• ISTRUZIONI DI LAVORO:
a) Elenca tutte le emittenti radiofoniche citate per nome nel testo sulle prime radio.
b) Secondo il testo sulle prime radio, che cosa costituiva il principale supporto alla programmazione giornaliera di quelle emittenti?
c) Prosegui il testo sulle prime radio a partire dall'ultima frase riportata.

• TESTO FORNITO:
----------

Parliamoci chiaro, e chi come me ha vissuto in pieno quel momento a cavallo degli anni settanta, può confermare la cosa, le prime radio, al di la delle diverse anche connotazioni politiche, avevano quale principale supporto alla loro programmazione giornaliera… la musica.
Sembrano ormai una leggenda le radio in onde medie come Radio Luxemburg, Radio Monte Carlo o come quella che trasmetteva da una nave in acque internazionali per non essere “imbavagliata” che se non sbaglio si chiamava… ma sì… era Radio Veronica… e c’era il mitico Federico Olandese Volante… e parliamo degli anni tra il 1965 ed il 1971.

----------

• INSIEME DI DATI:

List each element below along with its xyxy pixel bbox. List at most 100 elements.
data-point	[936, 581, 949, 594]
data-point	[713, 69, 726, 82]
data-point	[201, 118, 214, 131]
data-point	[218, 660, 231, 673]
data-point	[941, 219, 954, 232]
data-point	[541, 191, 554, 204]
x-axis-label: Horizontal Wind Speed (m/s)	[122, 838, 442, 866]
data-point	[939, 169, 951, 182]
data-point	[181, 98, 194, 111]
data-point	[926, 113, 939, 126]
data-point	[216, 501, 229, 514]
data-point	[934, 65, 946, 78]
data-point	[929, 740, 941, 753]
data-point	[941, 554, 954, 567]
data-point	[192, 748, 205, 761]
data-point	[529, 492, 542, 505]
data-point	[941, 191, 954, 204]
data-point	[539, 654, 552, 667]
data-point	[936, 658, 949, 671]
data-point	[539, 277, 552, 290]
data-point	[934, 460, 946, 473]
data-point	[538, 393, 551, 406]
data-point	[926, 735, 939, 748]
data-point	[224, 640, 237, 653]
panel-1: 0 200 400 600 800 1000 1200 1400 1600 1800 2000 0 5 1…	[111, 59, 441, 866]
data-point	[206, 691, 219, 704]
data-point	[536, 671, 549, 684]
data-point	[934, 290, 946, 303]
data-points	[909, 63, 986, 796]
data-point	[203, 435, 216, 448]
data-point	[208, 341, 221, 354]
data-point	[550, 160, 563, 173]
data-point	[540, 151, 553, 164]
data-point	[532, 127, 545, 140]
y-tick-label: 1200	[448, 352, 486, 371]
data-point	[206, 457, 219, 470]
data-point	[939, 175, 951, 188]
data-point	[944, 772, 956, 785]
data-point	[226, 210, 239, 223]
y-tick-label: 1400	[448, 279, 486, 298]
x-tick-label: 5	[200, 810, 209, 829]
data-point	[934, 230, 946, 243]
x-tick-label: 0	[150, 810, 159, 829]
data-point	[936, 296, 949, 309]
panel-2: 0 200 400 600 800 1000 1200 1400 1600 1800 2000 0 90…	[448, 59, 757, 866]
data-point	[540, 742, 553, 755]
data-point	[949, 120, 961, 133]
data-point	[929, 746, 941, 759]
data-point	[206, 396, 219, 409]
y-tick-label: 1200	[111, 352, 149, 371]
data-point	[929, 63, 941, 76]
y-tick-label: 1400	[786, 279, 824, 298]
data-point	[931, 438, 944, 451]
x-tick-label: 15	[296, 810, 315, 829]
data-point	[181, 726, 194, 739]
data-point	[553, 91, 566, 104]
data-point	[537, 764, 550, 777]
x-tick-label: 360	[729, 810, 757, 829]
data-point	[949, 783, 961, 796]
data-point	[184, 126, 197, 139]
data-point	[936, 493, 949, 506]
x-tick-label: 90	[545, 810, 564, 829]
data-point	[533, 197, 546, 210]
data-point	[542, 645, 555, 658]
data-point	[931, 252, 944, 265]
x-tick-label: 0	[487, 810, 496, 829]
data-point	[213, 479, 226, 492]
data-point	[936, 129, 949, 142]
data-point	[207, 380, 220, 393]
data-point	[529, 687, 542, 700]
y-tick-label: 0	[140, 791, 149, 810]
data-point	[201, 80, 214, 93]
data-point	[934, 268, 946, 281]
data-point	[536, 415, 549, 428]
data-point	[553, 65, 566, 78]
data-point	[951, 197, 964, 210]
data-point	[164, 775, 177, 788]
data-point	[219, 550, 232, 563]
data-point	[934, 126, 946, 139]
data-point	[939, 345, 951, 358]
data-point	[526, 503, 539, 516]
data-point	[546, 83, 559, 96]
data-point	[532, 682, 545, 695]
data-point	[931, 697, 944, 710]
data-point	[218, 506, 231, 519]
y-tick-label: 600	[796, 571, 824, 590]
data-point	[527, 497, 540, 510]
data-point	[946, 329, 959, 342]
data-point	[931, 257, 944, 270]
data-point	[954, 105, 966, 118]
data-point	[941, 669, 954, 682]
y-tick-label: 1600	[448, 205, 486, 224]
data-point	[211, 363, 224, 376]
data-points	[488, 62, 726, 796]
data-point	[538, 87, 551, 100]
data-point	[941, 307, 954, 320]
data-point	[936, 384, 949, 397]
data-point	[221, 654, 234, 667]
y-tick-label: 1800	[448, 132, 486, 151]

----------

• RISULTATI IN ORDINE:
a) Radio Luxemburg, Radio Monte Carlo, Radio Veronica

b) La musica.

c)
Ebbene, si ascoltavano quelle radio perché trasmettevano la musica che la radio italiana (RAI), di allora, censurava o ignorava quasi completamente. Il grandissimo successo di Radio Monte Carlo era dovuto al fatto che con conduzioni estremamente garbate, veloci e intelligenti si programmavano brani musicali veramente belli ed improntati al cosiddetto “easy-listening”, tanto da divenire in poco tempo l’emittente, per antonomasia, dell’estate e delle spiagge.
Soprattutto c’era una tecnica, che oggi nessuno nelle radio tiene più in considerazione e che riferita alla ritmica nelle sequenze dei brani si definiva: “l’onda”.
Può sembrare strano ma era questo semplice accorgimento che favoriva l’ascolto anche di un brano che magari ai più in quel momento poteva non essere proprio graditissimo… ma che consentiva comunque di “restare lì”… perché poi si risaliva o… si riscendeva.
Era un onda, appunto… e come tale consentiva di cercare di accontentare tutti.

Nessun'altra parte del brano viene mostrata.